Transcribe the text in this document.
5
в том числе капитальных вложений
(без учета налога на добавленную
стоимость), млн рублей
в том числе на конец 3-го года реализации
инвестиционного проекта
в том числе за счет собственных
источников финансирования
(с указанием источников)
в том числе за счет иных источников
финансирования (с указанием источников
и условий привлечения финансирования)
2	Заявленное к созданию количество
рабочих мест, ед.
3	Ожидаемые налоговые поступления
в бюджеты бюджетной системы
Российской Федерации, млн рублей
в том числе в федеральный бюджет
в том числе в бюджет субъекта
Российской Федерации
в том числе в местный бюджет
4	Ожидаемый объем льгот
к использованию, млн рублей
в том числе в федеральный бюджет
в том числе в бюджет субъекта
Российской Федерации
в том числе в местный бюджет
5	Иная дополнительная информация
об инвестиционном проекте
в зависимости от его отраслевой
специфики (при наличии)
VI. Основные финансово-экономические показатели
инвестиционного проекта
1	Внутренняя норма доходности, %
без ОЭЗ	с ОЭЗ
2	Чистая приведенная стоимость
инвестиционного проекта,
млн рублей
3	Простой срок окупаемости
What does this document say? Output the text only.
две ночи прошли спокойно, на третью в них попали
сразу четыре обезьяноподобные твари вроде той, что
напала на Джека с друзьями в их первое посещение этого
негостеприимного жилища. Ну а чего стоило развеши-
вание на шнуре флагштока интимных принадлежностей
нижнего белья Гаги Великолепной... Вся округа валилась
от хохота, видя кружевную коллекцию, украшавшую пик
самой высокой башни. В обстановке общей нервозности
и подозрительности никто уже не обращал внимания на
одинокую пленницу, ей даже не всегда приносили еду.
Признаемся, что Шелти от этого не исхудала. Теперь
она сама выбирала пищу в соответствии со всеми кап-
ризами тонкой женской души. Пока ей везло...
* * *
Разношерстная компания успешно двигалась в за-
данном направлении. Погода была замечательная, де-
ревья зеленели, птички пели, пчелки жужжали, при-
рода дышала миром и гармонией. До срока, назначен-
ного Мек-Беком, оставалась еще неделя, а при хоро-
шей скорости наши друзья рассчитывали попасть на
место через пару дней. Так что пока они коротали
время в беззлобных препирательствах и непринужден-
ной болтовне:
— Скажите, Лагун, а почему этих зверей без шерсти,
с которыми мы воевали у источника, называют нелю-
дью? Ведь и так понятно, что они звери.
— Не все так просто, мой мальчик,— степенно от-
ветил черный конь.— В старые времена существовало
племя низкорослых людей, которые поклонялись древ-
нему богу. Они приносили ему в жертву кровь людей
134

##############################

[Problem details]
Track down every line of the material containing the string "счет", and copy it.

[Answer for the task]
в том числе за счет собственных
в том числе за счет иных источников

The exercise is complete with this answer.